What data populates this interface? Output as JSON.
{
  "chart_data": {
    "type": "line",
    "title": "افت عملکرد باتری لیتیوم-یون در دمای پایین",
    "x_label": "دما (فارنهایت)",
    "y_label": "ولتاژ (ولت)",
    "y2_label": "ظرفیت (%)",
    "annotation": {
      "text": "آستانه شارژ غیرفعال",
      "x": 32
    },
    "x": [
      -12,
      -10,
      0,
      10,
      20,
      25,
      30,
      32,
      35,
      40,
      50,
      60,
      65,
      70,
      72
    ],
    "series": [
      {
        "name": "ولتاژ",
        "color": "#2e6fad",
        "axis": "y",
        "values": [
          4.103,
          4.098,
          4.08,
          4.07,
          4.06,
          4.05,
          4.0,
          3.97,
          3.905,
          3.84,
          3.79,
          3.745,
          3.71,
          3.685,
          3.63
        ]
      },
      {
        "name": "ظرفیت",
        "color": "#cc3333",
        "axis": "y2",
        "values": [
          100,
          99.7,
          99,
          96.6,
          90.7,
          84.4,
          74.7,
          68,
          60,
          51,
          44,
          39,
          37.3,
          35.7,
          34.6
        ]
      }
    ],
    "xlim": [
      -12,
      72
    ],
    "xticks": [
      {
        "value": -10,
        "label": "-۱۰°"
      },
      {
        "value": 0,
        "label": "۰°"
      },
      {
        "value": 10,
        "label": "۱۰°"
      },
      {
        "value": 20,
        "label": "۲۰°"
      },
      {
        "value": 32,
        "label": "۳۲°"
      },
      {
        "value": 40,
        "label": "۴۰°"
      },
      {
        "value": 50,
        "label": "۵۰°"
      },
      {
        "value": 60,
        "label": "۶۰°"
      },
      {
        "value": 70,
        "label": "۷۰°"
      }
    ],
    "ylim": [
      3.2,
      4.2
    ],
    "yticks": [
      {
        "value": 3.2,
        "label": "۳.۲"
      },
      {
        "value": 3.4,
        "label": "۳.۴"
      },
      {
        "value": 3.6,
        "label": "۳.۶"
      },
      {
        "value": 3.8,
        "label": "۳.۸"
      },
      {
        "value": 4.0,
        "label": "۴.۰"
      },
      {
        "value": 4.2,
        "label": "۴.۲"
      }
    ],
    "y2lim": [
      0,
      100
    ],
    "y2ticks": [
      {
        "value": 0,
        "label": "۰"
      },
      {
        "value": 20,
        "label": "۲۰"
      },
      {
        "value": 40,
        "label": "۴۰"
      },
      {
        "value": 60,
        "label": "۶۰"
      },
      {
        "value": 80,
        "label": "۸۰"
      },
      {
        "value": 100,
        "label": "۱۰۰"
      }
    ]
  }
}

EXERCISE GOAL:
Repeat the entries exactly, all of them.

TASK RESULT:
What data populates this interface? Output as JSON.
{
  "chart_data": {
    "type": "line",
    "title": "افت عملکرد باتری لیتیوم-یون در دمای پایین",
    "x_label": "دما (فارنهایت)",
    "y_label": "ولتاژ (ولت)",
    "y2_label": "ظرفیت (%)",
    "annotation": {
      "text": "آستانه شارژ غیرفعال",
      "x": 32
    },
    "x": [
      -12,
      -10,
      0,
      10,
      20,
      25,
      30,
      32,
      35,
      40,
      50,
      60,
      65,
      70,
      72
    ],
    "series": [
      {
        "name": "ولتاژ",
        "color": "#2e6fad",
        "axis": "y",
        "values": [
          4.103,
          4.098,
          4.08,
          4.07,
          4.06,
          4.05,
          4.0,
          3.97,
          3.905,
          3.84,
          3.79,
          3.745,
          3.71,
          3.685,
          3.63
        ]
      },
      {
        "name": "ظرفیت",
        "color": "#cc3333",
        "axis": "y2",
        "values": [
          100,
          99.7,
          99,
          96.6,
          90.7,
          84.4,
          74.7,
          68,
          60,
          51,
          44,
          39,
          37.3,
          35.7,
          34.6
        ]
      }
    ],
    "xlim": [
      -12,
      72
    ],
    "xticks": [
      {
        "value": -10,
        "label": "-۱۰°"
      },
      {
        "value": 0,
        "label": "۰°"
      },
      {
        "value": 10,
        "label": "۱۰°"
      },
      {
        "value": 20,
        "label": "۲۰°"
      },
      {
        "value": 32,
        "label": "۳۲°"
      },
      {
        "value": 40,
        "label": "۴۰°"
      },
      {
        "value": 50,
        "label": "۵۰°"
      },
      {
        "value": 60,
        "label": "۶۰°"
      },
      {
        "value": 70,
        "label": "۷۰°"
      }
    ],
    "ylim": [
      3.2,
      4.2
    ],
    "yticks": [
      {
        "value": 3.2,
        "label": "۳.۲"
      },
      {
        "value": 3.4,
        "label": "۳.۴"
      },
      {
        "value": 3.6,
        "label": "۳.۶"
      },
      {
        "value": 3.8,
        "label": "۳.۸"
      },
      {
        "value": 4.0,
        "label": "۴.۰"
      },
      {
        "value": 4.2,
        "label": "۴.۲"
      }
    ],
    "y2lim": [
      0,
      100
    ],
    "y2ticks": [
      {
        "value": 0,
        "label": "۰"
      },
      {
        "value": 20,
        "label": "۲۰"
      },
      {
        "value": 40,
        "label": "۴۰"
      },
      {
        "value": 60,
        "label": "۶۰"
      },
      {
        "value": 80,
        "label": "۸۰"
      },
      {
        "value": 100,
        "label": "۱۰۰"
      }
    ]
  }
}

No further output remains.